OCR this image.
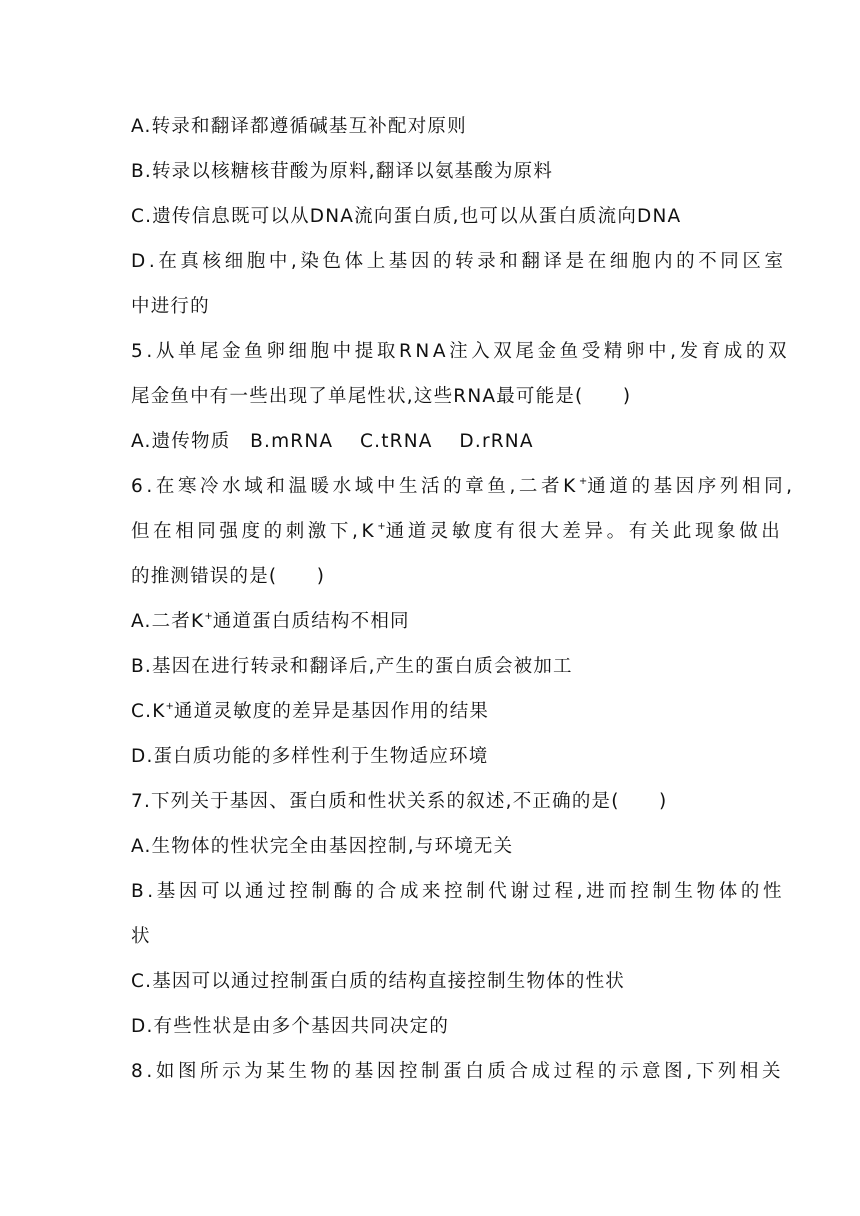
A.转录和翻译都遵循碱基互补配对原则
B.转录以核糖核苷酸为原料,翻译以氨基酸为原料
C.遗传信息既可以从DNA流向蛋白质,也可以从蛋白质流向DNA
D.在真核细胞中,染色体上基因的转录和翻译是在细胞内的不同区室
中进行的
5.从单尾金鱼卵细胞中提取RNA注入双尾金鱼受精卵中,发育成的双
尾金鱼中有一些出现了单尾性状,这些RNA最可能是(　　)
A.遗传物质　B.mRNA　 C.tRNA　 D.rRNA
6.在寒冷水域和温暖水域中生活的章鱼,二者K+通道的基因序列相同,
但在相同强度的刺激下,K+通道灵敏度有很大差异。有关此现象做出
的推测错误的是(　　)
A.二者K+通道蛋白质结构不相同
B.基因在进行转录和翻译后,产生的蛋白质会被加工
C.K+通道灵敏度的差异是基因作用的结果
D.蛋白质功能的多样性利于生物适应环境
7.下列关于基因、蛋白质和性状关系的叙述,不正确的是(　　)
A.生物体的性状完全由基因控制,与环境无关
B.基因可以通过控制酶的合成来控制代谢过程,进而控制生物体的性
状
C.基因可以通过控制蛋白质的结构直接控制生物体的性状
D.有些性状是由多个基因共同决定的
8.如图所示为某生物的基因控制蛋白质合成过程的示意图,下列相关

**Exercise prompt:** Give back every record exactly, dropping its pictures.

**Solution below:**
OCR this image.
A.转录和翻译都遵循碱基互补配对原则
B.转录以核糖核苷酸为原料,翻译以氨基酸为原料
C.遗传信息既可以从DNA流向蛋白质,也可以从蛋白质流向DNA
D.在真核细胞中,染色体上基因的转录和翻译是在细胞内的不同区室
中进行的
5.从单尾金鱼卵细胞中提取RNA注入双尾金鱼受精卵中,发育成的双
尾金鱼中有一些出现了单尾性状,这些RNA最可能是(　　)
A.遗传物质　B.mRNA　 C.tRNA　 D.rRNA
6.在寒冷水域和温暖水域中生活的章鱼,二者K+通道的基因序列相同,
但在相同强度的刺激下,K+通道灵敏度有很大差异。有关此现象做出
的推测错误的是(　　)
A.二者K+通道蛋白质结构不相同
B.基因在进行转录和翻译后,产生的蛋白质会被加工
C.K+通道灵敏度的差异是基因作用的结果
D.蛋白质功能的多样性利于生物适应环境
7.下列关于基因、蛋白质和性状关系的叙述,不正确的是(　　)
A.生物体的性状完全由基因控制,与环境无关
B.基因可以通过控制酶的合成来控制代谢过程,进而控制生物体的性
状
C.基因可以通过控制蛋白质的结构直接控制生物体的性状
D.有些性状是由多个基因共同决定的
8.如图所示为某生物的基因控制蛋白质合成过程的示意图,下列相关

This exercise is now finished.